*What you need to do*
Output every record word for word.

*Given entries*
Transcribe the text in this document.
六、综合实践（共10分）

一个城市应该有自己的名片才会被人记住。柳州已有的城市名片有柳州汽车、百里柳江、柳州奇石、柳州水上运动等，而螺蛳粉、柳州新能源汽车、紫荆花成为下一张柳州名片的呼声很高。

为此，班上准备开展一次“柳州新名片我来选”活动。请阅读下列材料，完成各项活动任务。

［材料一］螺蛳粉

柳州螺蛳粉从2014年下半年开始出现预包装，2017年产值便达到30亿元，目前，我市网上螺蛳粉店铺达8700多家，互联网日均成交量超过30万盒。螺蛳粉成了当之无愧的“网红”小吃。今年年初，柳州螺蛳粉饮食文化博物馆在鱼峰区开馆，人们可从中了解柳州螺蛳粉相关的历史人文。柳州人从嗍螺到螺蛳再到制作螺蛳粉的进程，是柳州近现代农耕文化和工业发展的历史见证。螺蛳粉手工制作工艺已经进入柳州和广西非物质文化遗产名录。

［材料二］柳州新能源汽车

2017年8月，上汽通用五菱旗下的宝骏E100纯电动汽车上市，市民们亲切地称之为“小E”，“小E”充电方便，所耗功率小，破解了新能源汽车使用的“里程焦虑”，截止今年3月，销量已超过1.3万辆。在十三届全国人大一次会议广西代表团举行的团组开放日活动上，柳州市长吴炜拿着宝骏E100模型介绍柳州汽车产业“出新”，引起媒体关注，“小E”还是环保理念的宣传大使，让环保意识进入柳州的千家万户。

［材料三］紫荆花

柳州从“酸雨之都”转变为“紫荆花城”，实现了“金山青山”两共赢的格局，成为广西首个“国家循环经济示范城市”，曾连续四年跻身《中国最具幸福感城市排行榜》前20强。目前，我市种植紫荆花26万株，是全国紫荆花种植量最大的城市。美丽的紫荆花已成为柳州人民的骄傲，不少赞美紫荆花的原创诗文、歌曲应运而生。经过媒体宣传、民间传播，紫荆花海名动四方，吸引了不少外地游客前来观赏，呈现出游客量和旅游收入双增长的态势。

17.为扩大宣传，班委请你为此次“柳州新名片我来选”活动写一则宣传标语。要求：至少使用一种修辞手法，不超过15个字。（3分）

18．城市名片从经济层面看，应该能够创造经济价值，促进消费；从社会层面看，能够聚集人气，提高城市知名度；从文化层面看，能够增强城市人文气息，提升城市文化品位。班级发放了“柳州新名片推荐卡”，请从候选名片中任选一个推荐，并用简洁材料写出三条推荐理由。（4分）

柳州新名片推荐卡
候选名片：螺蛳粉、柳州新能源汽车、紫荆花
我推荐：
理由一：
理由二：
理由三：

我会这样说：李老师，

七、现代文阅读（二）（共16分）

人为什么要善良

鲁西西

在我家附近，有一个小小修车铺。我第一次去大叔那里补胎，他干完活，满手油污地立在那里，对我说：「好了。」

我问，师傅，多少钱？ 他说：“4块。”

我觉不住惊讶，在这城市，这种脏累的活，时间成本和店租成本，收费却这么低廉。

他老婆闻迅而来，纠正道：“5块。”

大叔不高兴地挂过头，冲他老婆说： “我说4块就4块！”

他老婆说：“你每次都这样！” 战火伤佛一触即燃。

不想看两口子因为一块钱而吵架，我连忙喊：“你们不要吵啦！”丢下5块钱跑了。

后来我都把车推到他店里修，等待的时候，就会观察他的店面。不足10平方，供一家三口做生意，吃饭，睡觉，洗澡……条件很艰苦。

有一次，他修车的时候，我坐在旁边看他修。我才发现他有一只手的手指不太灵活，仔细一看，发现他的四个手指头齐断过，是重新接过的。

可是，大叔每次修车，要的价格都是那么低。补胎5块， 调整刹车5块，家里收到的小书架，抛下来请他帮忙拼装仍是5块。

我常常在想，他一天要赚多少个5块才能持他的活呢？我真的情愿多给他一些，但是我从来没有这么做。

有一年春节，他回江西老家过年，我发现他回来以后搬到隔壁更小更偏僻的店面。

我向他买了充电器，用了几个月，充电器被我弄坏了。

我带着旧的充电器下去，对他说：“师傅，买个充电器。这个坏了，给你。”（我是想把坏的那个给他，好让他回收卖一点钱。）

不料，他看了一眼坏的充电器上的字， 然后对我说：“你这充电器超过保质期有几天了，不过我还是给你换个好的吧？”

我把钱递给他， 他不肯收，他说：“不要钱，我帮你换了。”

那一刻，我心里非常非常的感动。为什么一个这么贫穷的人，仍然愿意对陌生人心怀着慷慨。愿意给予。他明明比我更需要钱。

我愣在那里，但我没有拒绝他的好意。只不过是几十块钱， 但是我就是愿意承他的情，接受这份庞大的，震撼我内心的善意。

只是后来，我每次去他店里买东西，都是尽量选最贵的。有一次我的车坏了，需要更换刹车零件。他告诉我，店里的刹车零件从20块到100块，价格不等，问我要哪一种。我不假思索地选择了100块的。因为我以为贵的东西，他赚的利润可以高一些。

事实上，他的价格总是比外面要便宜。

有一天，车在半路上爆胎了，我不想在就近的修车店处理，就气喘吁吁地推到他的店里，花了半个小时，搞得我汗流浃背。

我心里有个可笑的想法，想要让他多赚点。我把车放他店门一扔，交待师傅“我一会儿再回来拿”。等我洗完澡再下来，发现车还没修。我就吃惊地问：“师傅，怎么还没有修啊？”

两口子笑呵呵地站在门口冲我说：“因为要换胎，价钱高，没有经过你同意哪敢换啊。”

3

*Result of this exercise*
Transcribe the text in this document.
六、综合实践（共10分）

一个城市应该有自己的名片才会被人记住。柳州已有的城市名片有柳州汽车、百里柳江、柳州奇石、柳州水上运动等，而螺蛳粉、柳州新能源汽车、紫荆花成为下一张柳州名片的呼声很高。

为此，班上准备开展一次“柳州新名片我来选”活动。请阅读下列材料，完成各项活动任务。

［材料一］螺蛳粉

柳州螺蛳粉从2014年下半年开始出现预包装，2017年产值便达到30亿元，目前，我市网上螺蛳粉店铺达8700多家，互联网日均成交量超过30万盒。螺蛳粉成了当之无愧的“网红”小吃。今年年初，柳州螺蛳粉饮食文化博物馆在鱼峰区开馆，人们可从中了解柳州螺蛳粉相关的历史人文。柳州人从嗍螺到螺蛳再到制作螺蛳粉的进程，是柳州近现代农耕文化和工业发展的历史见证。螺蛳粉手工制作工艺已经进入柳州和广西非物质文化遗产名录。

［材料二］柳州新能源汽车

2017年8月，上汽通用五菱旗下的宝骏E100纯电动汽车上市，市民们亲切地称之为“小E”，“小E”充电方便，所耗功率小，破解了新能源汽车使用的“里程焦虑”，截止今年3月，销量已超过1.3万辆。在十三届全国人大一次会议广西代表团举行的团组开放日活动上，柳州市长吴炜拿着宝骏E100模型介绍柳州汽车产业“出新”，引起媒体关注，“小E”还是环保理念的宣传大使，让环保意识进入柳州的千家万户。

［材料三］紫荆花

柳州从“酸雨之都”转变为“紫荆花城”，实现了“金山青山”两共赢的格局，成为广西首个“国家循环经济示范城市”，曾连续四年跻身《中国最具幸福感城市排行榜》前20强。目前，我市种植紫荆花26万株，是全国紫荆花种植量最大的城市。美丽的紫荆花已成为柳州人民的骄傲，不少赞美紫荆花的原创诗文、歌曲应运而生。经过媒体宣传、民间传播，紫荆花海名动四方，吸引了不少外地游客前来观赏，呈现出游客量和旅游收入双增长的态势。

17.为扩大宣传，班委请你为此次“柳州新名片我来选”活动写一则宣传标语。要求：至少使用一种修辞手法，不超过15个字。（3分）

18．城市名片从经济层面看，应该能够创造经济价值，促进消费；从社会层面看，能够聚集人气，提高城市知名度；从文化层面看，能够增强城市人文气息，提升城市文化品位。班级发放了“柳州新名片推荐卡”，请从候选名片中任选一个推荐，并用简洁材料写出三条推荐理由。（4分）

柳州新名片推荐卡
候选名片：螺蛳粉、柳州新能源汽车、紫荆花
我推荐：
理由一：
理由二：
理由三：

我会这样说：李老师，

七、现代文阅读（二）（共16分）

人为什么要善良

鲁西西

在我家附近，有一个小小修车铺。我第一次去大叔那里补胎，他干完活，满手油污地立在那里，对我说：「好了。」

我问，师傅，多少钱？ 他说：“4块。”

我觉不住惊讶，在这城市，这种脏累的活，时间成本和店租成本，收费却这么低廉。

他老婆闻迅而来，纠正道：“5块。”

大叔不高兴地挂过头，冲他老婆说： “我说4块就4块！”

他老婆说：“你每次都这样！” 战火伤佛一触即燃。

不想看两口子因为一块钱而吵架，我连忙喊：“你们不要吵啦！”丢下5块钱跑了。

后来我都把车推到他店里修，等待的时候，就会观察他的店面。不足10平方，供一家三口做生意，吃饭，睡觉，洗澡……条件很艰苦。

有一次，他修车的时候，我坐在旁边看他修。我才发现他有一只手的手指不太灵活，仔细一看，发现他的四个手指头齐断过，是重新接过的。

可是，大叔每次修车，要的价格都是那么低。补胎5块， 调整刹车5块，家里收到的小书架，抛下来请他帮忙拼装仍是5块。

我常常在想，他一天要赚多少个5块才能持他的活呢？我真的情愿多给他一些，但是我从来没有这么做。

有一年春节，他回江西老家过年，我发现他回来以后搬到隔壁更小更偏僻的店面。

我向他买了充电器，用了几个月，充电器被我弄坏了。

我带着旧的充电器下去，对他说：“师傅，买个充电器。这个坏了，给你。”（我是想把坏的那个给他，好让他回收卖一点钱。）

不料，他看了一眼坏的充电器上的字， 然后对我说：“你这充电器超过保质期有几天了，不过我还是给你换个好的吧？”

我把钱递给他， 他不肯收，他说：“不要钱，我帮你换了。”

那一刻，我心里非常非常的感动。为什么一个这么贫穷的人，仍然愿意对陌生人心怀着慷慨。愿意给予。他明明比我更需要钱。

我愣在那里，但我没有拒绝他的好意。只不过是几十块钱， 但是我就是愿意承他的情，接受这份庞大的，震撼我内心的善意。

只是后来，我每次去他店里买东西，都是尽量选最贵的。有一次我的车坏了，需要更换刹车零件。他告诉我，店里的刹车零件从20块到100块，价格不等，问我要哪一种。我不假思索地选择了100块的。因为我以为贵的东西，他赚的利润可以高一些。

事实上，他的价格总是比外面要便宜。

有一天，车在半路上爆胎了，我不想在就近的修车店处理，就气喘吁吁地推到他的店里，花了半个小时，搞得我汗流浃背。

我心里有个可笑的想法，想要让他多赚点。我把车放他店门一扔，交待师傅“我一会儿再回来拿”。等我洗完澡再下来，发现车还没修。我就吃惊地问：“师傅，怎么还没有修啊？”

两口子笑呵呵地站在门口冲我说：“因为要换胎，价钱高，没有经过你同意哪敢换啊。”

3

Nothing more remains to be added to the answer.